Start of Excerpted text
The Muse's Muse - Ben Ohmart

"A very original voice. With songs as individual as a car crash... Should I go so far (as) to compare her bizarrely pretty vocals and unformulated method of writing/performing 'pop' songs to 1 of my personal heroes, David Bowie? I don't think I'd be far off. There's also something slightly Irish about her presentations. I like her classical background, her almost Elizabethan splendor, at times combining the eternal spirit of past cultures with all the elegance she can locate of the present day. Tori Amos, watch your back."
Read the rest of this review here!

FAO CASA GAZETTE (Italy) - Stavros Moschopoulos

"A folk-pop CD full of beaming emotional beauty laced with a brilliant, expressive voice and caressed by Euterpe (the songstress muse) herself. Susan Court's voice has been compared to Kate Bush and Tori Amos but unlike those two she manages to create her innocently radiant aura without the huge corporate support that has created falsities and myths out of minor MTV anorexic stars. High Relief is a propitious beginning for a well-deserving artist."
End of Excerpted text
Start of Information
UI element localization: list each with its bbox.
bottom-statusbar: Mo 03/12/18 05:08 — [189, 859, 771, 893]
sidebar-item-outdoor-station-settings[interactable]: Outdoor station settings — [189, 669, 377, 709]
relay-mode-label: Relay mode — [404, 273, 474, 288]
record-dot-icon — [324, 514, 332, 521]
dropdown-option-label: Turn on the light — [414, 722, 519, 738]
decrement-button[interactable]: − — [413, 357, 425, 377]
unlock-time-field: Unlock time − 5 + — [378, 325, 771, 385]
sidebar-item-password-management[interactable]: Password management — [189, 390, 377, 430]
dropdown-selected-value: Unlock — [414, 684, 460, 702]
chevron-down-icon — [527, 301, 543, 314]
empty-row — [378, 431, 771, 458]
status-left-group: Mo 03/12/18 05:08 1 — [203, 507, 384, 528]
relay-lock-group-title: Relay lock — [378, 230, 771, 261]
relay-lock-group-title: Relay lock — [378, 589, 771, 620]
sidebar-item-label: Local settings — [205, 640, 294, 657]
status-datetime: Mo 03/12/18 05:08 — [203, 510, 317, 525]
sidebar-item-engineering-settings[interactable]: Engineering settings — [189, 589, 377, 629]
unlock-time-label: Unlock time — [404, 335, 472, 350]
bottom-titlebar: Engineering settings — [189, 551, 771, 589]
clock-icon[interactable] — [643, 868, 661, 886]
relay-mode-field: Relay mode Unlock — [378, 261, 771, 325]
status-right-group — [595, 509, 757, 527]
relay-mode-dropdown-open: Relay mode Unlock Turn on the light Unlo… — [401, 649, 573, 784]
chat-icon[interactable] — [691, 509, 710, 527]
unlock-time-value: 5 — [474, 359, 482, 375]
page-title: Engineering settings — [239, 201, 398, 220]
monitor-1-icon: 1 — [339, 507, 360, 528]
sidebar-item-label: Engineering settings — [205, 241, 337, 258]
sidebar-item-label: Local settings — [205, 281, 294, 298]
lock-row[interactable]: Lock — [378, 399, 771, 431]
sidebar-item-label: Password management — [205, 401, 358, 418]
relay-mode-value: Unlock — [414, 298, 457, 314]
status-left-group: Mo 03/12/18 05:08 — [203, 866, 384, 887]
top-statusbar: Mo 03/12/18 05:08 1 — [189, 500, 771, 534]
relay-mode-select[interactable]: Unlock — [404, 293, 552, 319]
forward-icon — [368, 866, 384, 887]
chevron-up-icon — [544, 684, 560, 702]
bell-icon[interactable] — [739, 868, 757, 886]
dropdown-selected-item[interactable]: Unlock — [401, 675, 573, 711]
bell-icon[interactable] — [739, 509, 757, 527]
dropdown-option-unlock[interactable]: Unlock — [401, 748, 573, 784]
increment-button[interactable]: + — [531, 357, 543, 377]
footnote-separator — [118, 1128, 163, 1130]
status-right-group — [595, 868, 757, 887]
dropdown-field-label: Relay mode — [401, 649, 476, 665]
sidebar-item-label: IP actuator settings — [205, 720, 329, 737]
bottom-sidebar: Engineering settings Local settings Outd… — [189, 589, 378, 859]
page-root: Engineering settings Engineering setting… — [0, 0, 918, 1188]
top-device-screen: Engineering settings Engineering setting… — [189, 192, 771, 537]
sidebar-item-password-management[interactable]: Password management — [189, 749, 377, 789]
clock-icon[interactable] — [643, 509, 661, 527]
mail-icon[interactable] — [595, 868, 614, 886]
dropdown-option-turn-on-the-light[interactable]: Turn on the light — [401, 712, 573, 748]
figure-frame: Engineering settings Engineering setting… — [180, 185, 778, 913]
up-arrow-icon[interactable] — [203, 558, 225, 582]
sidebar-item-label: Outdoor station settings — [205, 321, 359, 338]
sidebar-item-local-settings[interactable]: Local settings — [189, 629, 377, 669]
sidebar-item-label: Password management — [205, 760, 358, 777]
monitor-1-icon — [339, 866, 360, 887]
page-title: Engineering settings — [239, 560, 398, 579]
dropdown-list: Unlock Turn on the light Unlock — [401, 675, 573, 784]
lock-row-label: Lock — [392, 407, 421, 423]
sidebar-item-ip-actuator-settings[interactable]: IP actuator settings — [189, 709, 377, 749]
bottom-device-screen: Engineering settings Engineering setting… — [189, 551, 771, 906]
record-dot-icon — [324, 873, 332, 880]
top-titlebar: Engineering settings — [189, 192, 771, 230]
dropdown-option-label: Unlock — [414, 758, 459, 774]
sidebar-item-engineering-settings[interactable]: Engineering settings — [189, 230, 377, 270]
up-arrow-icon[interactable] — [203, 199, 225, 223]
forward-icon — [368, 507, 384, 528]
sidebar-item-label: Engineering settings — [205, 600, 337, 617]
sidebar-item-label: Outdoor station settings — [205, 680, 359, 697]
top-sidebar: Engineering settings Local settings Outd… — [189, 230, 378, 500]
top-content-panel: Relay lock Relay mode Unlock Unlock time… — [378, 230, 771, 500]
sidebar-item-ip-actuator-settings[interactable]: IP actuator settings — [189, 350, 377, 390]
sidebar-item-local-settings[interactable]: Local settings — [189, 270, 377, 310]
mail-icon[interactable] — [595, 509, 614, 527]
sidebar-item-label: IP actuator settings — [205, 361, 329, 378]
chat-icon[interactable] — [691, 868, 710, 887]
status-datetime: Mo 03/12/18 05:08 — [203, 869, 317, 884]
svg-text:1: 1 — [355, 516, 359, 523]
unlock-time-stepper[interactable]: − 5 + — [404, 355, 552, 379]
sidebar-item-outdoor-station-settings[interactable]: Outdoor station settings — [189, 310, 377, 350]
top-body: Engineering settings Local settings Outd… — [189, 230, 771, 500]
End of Information
Exercise objective
Carry on the press quotes about Susan Court's music from the end of the last review shown.

Output for this exercise
GroovePlanet and SunsetCruise (audio files available) - Steve Palopoli

"When three of a singer/songwriter's top three liner-note thank-yous are Charlotte Perkins Gilman, the Brothers Grimm and William Shakespeare, you're likely to start hearing a "Whoop! Whoop! Whoop!" from your trusty Pretension Detector. But hold off here, 'cause Washington state singer-songwriter Susan Court is actually going somewhere with this on her new album High Relief.
She certainly does fine by Gilman, whose early feminist novel The Yellow Wallpaper is still one of the most powerful tales of madness in Western literature. The opening track, "Blight and Bonny," even makes a couple of direct references to Gilman's classic, and with creepy lines like "Little Miss Red/ Has lost her head/And she can't think where to look/It could be stuck within the pages/Of a very heavy book/She knows better than/To pick it up" the song is almost a musical re-telling of the story.
The child-like, almost sing-songy rhymes of those lines also hint at Court's debt to the Brothers Grimm, which she pays in full with the wide-eyed but vaguely sinister tone she maintains throughout High Relief. Literary influences aside, Court strongly evokes Victoria Williams in this regard - though the music is more along the lines of Sarah McLaughlin's airy first album ... the perspective and occasionally her vocal delivery on songs like "Fundevogel" echo the fantasies and nightmares of childhood with the same passion that Williams or the Innocence Mission's Karen Peris are able to deliver.
...It's interesting that one glaring omission from her list of literary thank-yous is feminist fablist Angela Carter, the premier twister of fairy tales for adults. Considering the vividness and sophistication of Court's songwriting, I'd love to see what she could do using Carter's complex mythic landscape as a map."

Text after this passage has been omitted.